» **Task brief**: Change "row-code-cell" to "row-budget-code-cell" and write out the lines from the first one up to and including the line with "row-name-cell: Другие вопросы в области культуры, кинематографии", leaving everything else as it is.

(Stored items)
****************

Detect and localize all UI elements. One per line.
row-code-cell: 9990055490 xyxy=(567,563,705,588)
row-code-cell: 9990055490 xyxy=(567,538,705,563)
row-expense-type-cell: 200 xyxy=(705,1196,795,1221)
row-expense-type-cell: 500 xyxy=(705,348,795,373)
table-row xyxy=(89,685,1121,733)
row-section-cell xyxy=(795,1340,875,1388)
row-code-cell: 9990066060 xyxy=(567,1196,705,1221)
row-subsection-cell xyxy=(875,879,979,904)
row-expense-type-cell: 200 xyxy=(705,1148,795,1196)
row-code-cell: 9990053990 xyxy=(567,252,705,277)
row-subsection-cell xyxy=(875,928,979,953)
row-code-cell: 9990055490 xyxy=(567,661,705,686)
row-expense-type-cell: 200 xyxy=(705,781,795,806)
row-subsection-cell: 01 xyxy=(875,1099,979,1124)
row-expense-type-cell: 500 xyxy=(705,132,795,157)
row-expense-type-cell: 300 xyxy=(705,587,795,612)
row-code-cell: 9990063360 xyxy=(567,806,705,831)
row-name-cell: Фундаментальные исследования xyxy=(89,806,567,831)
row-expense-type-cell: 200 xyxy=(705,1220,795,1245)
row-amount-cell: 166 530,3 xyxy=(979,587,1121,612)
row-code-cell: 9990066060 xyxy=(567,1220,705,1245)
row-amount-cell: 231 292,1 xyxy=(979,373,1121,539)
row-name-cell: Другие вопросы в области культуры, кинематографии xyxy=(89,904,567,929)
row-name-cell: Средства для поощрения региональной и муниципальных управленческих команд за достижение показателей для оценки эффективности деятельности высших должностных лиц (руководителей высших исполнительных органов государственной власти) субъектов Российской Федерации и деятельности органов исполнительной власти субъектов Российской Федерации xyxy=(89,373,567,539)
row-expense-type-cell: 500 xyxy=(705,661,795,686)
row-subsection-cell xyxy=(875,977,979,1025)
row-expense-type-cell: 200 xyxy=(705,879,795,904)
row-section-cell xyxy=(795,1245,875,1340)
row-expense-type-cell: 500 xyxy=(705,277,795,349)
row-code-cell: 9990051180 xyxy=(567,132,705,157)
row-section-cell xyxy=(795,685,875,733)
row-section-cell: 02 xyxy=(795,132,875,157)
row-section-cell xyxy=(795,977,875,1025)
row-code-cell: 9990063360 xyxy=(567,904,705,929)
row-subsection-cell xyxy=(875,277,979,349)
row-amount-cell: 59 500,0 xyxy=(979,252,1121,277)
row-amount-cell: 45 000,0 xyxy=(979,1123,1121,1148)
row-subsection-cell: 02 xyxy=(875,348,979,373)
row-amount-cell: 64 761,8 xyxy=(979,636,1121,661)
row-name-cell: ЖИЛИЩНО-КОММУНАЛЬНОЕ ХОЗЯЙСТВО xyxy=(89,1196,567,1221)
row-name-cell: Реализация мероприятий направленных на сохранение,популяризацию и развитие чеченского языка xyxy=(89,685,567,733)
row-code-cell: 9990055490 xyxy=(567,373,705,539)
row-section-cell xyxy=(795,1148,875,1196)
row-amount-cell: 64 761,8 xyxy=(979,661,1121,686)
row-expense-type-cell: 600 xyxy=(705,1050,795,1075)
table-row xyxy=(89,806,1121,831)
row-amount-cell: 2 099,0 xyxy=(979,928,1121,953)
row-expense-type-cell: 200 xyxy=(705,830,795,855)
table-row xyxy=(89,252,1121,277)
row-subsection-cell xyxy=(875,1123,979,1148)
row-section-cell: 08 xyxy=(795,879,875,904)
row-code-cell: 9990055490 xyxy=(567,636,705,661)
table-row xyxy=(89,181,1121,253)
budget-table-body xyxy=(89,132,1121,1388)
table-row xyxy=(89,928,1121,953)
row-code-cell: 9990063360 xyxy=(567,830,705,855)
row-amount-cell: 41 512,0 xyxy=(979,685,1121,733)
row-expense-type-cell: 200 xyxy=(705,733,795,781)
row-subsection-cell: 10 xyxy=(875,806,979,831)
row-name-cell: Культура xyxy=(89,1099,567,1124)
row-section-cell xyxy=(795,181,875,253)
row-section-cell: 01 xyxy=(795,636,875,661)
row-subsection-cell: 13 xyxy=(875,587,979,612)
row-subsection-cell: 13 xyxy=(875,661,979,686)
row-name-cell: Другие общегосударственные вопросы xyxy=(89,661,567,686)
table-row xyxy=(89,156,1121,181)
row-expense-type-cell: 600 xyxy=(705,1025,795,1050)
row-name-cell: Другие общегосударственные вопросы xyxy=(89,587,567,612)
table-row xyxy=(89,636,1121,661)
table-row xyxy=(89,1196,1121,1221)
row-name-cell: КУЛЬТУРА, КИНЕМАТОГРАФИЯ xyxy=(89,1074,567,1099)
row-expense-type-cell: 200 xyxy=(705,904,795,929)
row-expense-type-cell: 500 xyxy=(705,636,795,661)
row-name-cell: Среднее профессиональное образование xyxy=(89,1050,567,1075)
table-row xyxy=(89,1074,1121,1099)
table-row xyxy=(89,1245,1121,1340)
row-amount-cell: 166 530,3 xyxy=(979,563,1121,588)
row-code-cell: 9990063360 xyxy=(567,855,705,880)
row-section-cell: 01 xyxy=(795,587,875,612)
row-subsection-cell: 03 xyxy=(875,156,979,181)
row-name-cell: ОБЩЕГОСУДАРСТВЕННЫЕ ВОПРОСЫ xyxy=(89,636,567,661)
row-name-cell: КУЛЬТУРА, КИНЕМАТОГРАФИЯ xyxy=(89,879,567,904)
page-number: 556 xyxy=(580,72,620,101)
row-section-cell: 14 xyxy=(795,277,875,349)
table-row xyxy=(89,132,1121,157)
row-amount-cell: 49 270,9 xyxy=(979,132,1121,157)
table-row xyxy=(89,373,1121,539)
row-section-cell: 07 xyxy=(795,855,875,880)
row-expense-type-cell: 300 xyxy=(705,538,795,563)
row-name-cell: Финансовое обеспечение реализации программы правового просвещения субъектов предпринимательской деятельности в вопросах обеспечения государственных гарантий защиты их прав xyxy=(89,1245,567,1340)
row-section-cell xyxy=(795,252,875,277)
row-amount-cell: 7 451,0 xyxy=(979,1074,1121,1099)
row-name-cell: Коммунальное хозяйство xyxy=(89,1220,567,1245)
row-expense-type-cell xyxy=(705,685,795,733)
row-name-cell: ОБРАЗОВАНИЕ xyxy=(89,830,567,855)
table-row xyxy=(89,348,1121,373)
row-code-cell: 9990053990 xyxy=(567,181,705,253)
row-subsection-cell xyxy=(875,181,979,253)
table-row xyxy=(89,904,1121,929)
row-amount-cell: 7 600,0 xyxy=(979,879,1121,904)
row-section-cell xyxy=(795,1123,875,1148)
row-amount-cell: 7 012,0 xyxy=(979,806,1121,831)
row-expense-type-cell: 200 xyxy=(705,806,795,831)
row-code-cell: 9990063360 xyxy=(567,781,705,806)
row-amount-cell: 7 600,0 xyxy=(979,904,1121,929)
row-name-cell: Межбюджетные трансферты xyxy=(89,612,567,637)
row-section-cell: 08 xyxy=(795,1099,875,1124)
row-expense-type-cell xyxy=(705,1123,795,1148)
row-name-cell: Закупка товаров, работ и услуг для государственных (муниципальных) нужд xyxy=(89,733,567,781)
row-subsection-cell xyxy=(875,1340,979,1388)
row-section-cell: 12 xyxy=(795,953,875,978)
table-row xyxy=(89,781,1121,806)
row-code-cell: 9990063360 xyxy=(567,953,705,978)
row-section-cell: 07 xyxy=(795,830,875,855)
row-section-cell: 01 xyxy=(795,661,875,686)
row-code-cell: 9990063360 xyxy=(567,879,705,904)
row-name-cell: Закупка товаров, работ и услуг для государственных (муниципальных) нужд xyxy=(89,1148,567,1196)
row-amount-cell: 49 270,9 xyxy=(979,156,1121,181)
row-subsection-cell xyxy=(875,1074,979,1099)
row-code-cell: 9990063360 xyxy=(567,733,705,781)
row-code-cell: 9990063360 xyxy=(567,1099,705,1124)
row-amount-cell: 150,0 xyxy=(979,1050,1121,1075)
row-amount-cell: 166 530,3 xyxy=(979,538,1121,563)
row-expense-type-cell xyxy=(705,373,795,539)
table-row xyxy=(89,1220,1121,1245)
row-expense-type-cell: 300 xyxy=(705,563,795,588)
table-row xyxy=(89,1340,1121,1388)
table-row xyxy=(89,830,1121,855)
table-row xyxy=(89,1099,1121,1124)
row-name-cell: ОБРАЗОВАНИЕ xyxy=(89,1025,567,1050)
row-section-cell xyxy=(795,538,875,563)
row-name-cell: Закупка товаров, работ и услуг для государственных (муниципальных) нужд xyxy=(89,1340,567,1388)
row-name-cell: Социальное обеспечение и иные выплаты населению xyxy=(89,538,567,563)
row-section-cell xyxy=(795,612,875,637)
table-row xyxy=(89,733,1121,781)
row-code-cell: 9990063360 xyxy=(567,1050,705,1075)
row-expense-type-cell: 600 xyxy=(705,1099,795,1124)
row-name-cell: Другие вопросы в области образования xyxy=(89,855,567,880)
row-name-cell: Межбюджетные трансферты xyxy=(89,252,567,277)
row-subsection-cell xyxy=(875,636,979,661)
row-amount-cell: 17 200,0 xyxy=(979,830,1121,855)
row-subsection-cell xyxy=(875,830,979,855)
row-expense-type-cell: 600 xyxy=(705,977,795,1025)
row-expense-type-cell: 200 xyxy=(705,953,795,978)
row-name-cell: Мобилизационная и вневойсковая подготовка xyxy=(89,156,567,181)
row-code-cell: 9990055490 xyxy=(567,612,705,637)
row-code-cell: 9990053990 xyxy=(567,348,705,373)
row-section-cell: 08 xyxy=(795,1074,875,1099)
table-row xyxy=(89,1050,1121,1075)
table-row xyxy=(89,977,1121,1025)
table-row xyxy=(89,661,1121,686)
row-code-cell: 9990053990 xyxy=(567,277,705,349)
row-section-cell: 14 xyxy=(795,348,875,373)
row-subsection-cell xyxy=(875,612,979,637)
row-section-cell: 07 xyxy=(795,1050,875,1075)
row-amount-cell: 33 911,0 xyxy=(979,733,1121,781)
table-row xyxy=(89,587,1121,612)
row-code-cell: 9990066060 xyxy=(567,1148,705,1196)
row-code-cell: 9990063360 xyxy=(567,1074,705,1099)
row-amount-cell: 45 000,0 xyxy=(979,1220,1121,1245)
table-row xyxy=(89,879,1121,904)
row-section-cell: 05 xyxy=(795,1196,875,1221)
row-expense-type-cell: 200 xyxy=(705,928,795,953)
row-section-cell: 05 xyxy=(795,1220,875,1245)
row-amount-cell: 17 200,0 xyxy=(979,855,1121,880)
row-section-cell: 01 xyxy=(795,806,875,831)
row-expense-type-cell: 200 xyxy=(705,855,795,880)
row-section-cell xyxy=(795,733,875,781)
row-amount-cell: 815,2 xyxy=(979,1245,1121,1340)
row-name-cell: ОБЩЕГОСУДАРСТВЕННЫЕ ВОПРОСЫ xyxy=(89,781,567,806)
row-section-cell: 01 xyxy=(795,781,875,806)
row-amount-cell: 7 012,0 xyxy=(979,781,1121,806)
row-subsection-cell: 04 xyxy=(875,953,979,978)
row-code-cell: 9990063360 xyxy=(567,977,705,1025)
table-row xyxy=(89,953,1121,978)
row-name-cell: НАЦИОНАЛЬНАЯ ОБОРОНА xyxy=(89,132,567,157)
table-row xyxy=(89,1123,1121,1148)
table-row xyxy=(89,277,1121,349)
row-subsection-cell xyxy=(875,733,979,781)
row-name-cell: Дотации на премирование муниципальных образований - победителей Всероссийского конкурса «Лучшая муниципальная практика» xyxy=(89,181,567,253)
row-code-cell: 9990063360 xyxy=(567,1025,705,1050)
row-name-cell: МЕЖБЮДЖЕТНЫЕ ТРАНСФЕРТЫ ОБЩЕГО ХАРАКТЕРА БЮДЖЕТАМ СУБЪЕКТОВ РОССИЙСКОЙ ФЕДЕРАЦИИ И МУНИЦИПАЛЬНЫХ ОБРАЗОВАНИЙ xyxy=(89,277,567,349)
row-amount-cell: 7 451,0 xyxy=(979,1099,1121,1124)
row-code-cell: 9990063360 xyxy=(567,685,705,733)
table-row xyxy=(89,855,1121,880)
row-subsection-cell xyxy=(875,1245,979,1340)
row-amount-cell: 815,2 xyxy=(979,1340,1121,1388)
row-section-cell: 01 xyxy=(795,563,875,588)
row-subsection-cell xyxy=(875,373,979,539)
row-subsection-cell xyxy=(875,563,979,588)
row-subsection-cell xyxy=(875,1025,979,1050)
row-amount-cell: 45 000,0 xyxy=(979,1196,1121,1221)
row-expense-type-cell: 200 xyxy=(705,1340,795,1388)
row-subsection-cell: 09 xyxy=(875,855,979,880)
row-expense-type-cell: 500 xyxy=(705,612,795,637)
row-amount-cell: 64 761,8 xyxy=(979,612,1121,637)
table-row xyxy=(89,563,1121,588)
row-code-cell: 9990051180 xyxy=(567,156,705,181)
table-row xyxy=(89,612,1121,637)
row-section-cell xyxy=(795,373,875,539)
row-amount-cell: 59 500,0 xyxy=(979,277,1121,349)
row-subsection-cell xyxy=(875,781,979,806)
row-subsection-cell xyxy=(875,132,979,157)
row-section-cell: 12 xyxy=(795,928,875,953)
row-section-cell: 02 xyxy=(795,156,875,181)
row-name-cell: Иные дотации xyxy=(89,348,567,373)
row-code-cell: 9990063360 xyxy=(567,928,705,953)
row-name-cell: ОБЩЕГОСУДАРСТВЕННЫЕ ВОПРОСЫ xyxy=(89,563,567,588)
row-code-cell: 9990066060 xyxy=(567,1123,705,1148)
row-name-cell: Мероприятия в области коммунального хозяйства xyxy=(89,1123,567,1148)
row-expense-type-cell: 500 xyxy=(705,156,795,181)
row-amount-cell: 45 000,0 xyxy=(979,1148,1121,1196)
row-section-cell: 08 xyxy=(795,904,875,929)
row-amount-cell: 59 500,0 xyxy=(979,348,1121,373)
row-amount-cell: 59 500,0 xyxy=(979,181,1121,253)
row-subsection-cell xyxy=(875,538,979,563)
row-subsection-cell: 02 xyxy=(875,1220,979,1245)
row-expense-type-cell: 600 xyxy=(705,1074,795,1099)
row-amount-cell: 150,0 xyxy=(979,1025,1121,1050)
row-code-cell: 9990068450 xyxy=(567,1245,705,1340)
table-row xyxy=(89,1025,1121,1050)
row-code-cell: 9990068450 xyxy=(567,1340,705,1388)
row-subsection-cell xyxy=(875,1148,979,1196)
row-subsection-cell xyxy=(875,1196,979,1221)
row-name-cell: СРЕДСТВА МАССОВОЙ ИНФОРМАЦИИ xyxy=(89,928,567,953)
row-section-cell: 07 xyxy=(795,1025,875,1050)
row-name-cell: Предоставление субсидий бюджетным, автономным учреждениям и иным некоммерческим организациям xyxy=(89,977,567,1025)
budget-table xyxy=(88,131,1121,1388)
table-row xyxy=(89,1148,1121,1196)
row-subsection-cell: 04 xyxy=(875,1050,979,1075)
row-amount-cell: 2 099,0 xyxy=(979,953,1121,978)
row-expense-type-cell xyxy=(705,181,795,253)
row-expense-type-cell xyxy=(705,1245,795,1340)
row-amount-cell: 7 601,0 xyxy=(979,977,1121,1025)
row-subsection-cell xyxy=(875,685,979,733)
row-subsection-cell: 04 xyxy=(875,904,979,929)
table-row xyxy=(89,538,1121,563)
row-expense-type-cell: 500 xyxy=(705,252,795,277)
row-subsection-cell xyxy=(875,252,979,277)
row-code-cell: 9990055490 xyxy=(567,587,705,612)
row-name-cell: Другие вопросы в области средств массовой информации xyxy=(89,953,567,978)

****************

» **Output of the exercise**:
Detect and localize all UI elements. One per line.
row-budget-code-cell: 9990055490 xyxy=(567,563,705,588)
row-budget-code-cell: 9990055490 xyxy=(567,538,705,563)
row-expense-type-cell: 200 xyxy=(705,1196,795,1221)
row-expense-type-cell: 500 xyxy=(705,348,795,373)
table-row xyxy=(89,685,1121,733)
row-section-cell xyxy=(795,1340,875,1388)
row-budget-code-cell: 9990066060 xyxy=(567,1196,705,1221)
row-subsection-cell xyxy=(875,879,979,904)
row-expense-type-cell: 200 xyxy=(705,1148,795,1196)
row-budget-code-cell: 9990053990 xyxy=(567,252,705,277)
row-subsection-cell xyxy=(875,928,979,953)
row-budget-code-cell: 9990055490 xyxy=(567,661,705,686)
row-expense-type-cell: 200 xyxy=(705,781,795,806)
row-subsection-cell: 01 xyxy=(875,1099,979,1124)
row-expense-type-cell: 500 xyxy=(705,132,795,157)
row-expense-type-cell: 300 xyxy=(705,587,795,612)
row-budget-code-cell: 9990063360 xyxy=(567,806,705,831)
row-name-cell: Фундаментальные исследования xyxy=(89,806,567,831)
row-expense-type-cell: 200 xyxy=(705,1220,795,1245)
row-amount-cell: 166 530,3 xyxy=(979,587,1121,612)
row-budget-code-cell: 9990066060 xyxy=(567,1220,705,1245)
row-amount-cell: 231 292,1 xyxy=(979,373,1121,539)
row-name-cell: Другие вопросы в области культуры, кинематографии xyxy=(89,904,567,929)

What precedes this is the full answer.